▶ **Instructions for the task**
Provide a verbatim copy of the data below.

(Document layout detection data)
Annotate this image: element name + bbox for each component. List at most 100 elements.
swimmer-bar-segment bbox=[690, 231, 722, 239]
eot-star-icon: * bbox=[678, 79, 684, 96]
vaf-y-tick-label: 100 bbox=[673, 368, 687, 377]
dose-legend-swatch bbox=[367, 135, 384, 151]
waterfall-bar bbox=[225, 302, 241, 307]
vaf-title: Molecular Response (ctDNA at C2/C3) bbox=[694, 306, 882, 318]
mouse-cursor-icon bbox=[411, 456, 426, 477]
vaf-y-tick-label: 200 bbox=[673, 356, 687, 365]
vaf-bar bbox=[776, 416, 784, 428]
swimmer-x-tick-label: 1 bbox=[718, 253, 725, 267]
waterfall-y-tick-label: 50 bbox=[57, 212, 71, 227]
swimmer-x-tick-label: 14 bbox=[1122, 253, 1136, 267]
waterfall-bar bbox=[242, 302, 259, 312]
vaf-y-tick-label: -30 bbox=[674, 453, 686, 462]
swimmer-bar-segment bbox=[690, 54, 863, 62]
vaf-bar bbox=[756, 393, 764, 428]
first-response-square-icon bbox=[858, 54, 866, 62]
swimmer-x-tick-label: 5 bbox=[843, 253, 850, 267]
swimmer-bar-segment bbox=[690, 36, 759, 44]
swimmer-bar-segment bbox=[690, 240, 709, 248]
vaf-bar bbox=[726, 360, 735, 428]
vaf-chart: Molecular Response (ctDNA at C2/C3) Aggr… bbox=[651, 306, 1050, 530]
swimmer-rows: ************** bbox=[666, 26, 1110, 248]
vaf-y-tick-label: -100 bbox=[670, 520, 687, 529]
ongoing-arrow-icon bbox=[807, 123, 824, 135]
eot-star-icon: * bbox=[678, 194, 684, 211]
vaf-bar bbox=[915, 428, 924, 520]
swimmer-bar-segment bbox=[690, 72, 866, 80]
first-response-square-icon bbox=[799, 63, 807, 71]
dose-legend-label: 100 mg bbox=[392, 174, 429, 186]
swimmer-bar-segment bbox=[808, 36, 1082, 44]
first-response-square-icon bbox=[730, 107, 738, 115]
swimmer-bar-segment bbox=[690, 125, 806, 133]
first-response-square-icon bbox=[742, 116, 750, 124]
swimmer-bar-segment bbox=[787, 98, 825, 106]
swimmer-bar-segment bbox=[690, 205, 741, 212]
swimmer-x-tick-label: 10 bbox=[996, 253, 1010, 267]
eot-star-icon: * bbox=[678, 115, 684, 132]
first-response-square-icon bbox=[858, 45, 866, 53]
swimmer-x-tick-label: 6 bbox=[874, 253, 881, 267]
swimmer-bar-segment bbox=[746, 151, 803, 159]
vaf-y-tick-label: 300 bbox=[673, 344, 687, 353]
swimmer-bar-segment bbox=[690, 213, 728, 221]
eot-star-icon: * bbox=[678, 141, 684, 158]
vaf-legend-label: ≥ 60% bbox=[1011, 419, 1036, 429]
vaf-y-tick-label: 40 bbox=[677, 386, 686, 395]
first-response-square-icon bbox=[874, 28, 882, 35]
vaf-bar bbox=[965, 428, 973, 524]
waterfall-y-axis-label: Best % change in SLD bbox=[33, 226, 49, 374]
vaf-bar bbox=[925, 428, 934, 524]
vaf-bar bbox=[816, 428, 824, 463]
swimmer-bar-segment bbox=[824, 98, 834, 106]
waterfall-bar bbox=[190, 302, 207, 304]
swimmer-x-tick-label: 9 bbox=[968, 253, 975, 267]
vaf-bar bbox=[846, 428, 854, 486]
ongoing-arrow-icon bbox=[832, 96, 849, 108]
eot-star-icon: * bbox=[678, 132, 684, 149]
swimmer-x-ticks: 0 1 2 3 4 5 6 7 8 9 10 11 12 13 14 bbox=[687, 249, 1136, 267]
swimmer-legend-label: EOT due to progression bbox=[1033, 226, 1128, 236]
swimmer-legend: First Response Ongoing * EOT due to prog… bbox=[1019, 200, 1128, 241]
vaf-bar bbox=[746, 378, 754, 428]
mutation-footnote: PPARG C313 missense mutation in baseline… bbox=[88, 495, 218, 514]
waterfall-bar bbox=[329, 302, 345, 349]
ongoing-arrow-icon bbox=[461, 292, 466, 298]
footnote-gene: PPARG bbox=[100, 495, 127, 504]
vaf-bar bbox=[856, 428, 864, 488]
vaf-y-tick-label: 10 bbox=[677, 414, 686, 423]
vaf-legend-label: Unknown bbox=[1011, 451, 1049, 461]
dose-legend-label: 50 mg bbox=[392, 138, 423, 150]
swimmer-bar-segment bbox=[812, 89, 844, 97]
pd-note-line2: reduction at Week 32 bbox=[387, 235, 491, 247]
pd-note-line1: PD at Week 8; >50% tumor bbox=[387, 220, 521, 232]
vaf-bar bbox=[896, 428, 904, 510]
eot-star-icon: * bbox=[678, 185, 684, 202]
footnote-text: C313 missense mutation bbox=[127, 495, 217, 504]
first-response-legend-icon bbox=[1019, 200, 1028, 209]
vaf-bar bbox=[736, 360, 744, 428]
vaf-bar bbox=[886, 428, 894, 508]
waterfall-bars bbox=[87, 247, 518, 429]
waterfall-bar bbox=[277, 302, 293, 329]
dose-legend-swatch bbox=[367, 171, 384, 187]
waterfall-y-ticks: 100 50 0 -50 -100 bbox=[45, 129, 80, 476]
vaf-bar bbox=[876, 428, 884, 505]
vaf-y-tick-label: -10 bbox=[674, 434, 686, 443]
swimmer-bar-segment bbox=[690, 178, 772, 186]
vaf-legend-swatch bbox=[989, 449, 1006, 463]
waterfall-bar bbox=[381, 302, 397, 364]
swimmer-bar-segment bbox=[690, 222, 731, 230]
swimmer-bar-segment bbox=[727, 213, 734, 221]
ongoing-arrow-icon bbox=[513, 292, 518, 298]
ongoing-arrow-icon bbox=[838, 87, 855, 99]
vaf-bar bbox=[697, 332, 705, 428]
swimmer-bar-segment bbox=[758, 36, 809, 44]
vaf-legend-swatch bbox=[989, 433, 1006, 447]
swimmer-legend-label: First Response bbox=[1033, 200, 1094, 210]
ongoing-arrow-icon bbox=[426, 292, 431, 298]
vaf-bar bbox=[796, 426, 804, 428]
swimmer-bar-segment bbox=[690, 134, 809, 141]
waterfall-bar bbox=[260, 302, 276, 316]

▶ **Solution**
Annotate this image: element name + bbox for each component. List at most 100 elements.
swimmer-bar-segment bbox=[690, 231, 722, 239]
eot-star-icon: * bbox=[678, 79, 684, 96]
vaf-y-tick-label: 100 bbox=[673, 368, 687, 377]
dose-legend-swatch bbox=[367, 135, 384, 151]
waterfall-bar bbox=[225, 302, 241, 307]
vaf-title: Molecular Response (ctDNA at C2/C3) bbox=[694, 306, 882, 318]
mouse-cursor-icon bbox=[411, 456, 426, 477]
vaf-y-tick-label: 200 bbox=[673, 356, 687, 365]
vaf-bar bbox=[776, 416, 784, 428]
swimmer-x-tick-label: 1 bbox=[718, 253, 725, 267]
waterfall-y-tick-label: 50 bbox=[57, 212, 71, 227]
swimmer-x-tick-label: 14 bbox=[1122, 253, 1136, 267]
waterfall-bar bbox=[242, 302, 259, 312]
vaf-y-tick-label: -30 bbox=[674, 453, 686, 462]
swimmer-bar-segment bbox=[690, 54, 863, 62]
vaf-bar bbox=[756, 393, 764, 428]
first-response-square-icon bbox=[858, 54, 866, 62]
swimmer-x-tick-label: 5 bbox=[843, 253, 850, 267]
swimmer-bar-segment bbox=[690, 36, 759, 44]
swimmer-bar-segment bbox=[690, 240, 709, 248]
vaf-bar bbox=[726, 360, 735, 428]
vaf-chart: Molecular Response (ctDNA at C2/C3) Aggr… bbox=[651, 306, 1050, 530]
swimmer-rows: ************** bbox=[666, 26, 1110, 248]
vaf-y-tick-label: -100 bbox=[670, 520, 687, 529]
ongoing-arrow-icon bbox=[807, 123, 824, 135]
eot-star-icon: * bbox=[678, 194, 684, 211]
vaf-bar bbox=[915, 428, 924, 520]
swimmer-bar-segment bbox=[690, 72, 866, 80]
first-response-square-icon bbox=[799, 63, 807, 71]
dose-legend-label: 100 mg bbox=[392, 174, 429, 186]
swimmer-bar-segment bbox=[808, 36, 1082, 44]
first-response-square-icon bbox=[730, 107, 738, 115]
swimmer-bar-segment bbox=[690, 125, 806, 133]
first-response-square-icon bbox=[742, 116, 750, 124]
swimmer-bar-segment bbox=[787, 98, 825, 106]
swimmer-bar-segment bbox=[690, 205, 741, 212]
swimmer-x-tick-label: 10 bbox=[996, 253, 1010, 267]
eot-star-icon: * bbox=[678, 115, 684, 132]
first-response-square-icon bbox=[858, 45, 866, 53]
swimmer-x-tick-label: 6 bbox=[874, 253, 881, 267]
swimmer-bar-segment bbox=[746, 151, 803, 159]
vaf-y-tick-label: 300 bbox=[673, 344, 687, 353]
swimmer-bar-segment bbox=[690, 213, 728, 221]
eot-star-icon: * bbox=[678, 141, 684, 158]
vaf-legend-label: ≥ 60% bbox=[1011, 419, 1036, 429]
vaf-y-tick-label: 40 bbox=[677, 386, 686, 395]
first-response-square-icon bbox=[874, 28, 882, 35]
vaf-bar bbox=[965, 428, 973, 524]
waterfall-y-axis-label: Best % change in SLD bbox=[33, 226, 49, 374]
vaf-bar bbox=[925, 428, 934, 524]
vaf-bar bbox=[816, 428, 824, 463]
swimmer-bar-segment bbox=[824, 98, 834, 106]
waterfall-bar bbox=[190, 302, 207, 304]
swimmer-x-tick-label: 9 bbox=[968, 253, 975, 267]
vaf-bar bbox=[846, 428, 854, 486]
ongoing-arrow-icon bbox=[832, 96, 849, 108]
eot-star-icon: * bbox=[678, 132, 684, 149]
swimmer-x-ticks: 0 1 2 3 4 5 6 7 8 9 10 11 12 13 14 bbox=[687, 249, 1136, 267]
swimmer-legend-label: EOT due to progression bbox=[1033, 226, 1128, 236]
swimmer-legend: First Response Ongoing * EOT due to prog… bbox=[1019, 200, 1128, 241]
vaf-bar bbox=[746, 378, 754, 428]
mutation-footnote: PPARG C313 missense mutation in baseline… bbox=[88, 495, 218, 514]
waterfall-bar bbox=[329, 302, 345, 349]
ongoing-arrow-icon bbox=[461, 292, 466, 298]
footnote-gene: PPARG bbox=[100, 495, 127, 504]
vaf-bar bbox=[856, 428, 864, 488]
vaf-y-tick-label: 10 bbox=[677, 414, 686, 423]
vaf-legend-label: Unknown bbox=[1011, 451, 1049, 461]
dose-legend-label: 50 mg bbox=[392, 138, 423, 150]
swimmer-bar-segment bbox=[812, 89, 844, 97]
pd-note-line2: reduction at Week 32 bbox=[387, 235, 491, 247]
pd-note-line1: PD at Week 8; >50% tumor bbox=[387, 220, 521, 232]
vaf-bar bbox=[896, 428, 904, 510]
eot-star-icon: * bbox=[678, 185, 684, 202]
footnote-text: C313 missense mutation bbox=[127, 495, 217, 504]
first-response-legend-icon bbox=[1019, 200, 1028, 209]
vaf-bar bbox=[736, 360, 744, 428]
vaf-bar bbox=[886, 428, 894, 508]
waterfall-bars bbox=[87, 247, 518, 429]
waterfall-bar bbox=[277, 302, 293, 329]
dose-legend-swatch bbox=[367, 171, 384, 187]
waterfall-y-ticks: 100 50 0 -50 -100 bbox=[45, 129, 80, 476]
vaf-bar bbox=[876, 428, 884, 505]
vaf-y-tick-label: -10 bbox=[674, 434, 686, 443]
swimmer-bar-segment bbox=[690, 178, 772, 186]
vaf-legend-swatch bbox=[989, 449, 1006, 463]
waterfall-bar bbox=[381, 302, 397, 364]
swimmer-bar-segment bbox=[690, 222, 731, 230]
swimmer-bar-segment bbox=[727, 213, 734, 221]
ongoing-arrow-icon bbox=[513, 292, 518, 298]
ongoing-arrow-icon bbox=[838, 87, 855, 99]
vaf-bar bbox=[697, 332, 705, 428]
swimmer-bar-segment bbox=[758, 36, 809, 44]
vaf-legend-swatch bbox=[989, 433, 1006, 447]
swimmer-legend-label: First Response bbox=[1033, 200, 1094, 210]
ongoing-arrow-icon bbox=[426, 292, 431, 298]
vaf-bar bbox=[796, 426, 804, 428]
swimmer-bar-segment bbox=[690, 134, 809, 141]
waterfall-bar bbox=[260, 302, 276, 316]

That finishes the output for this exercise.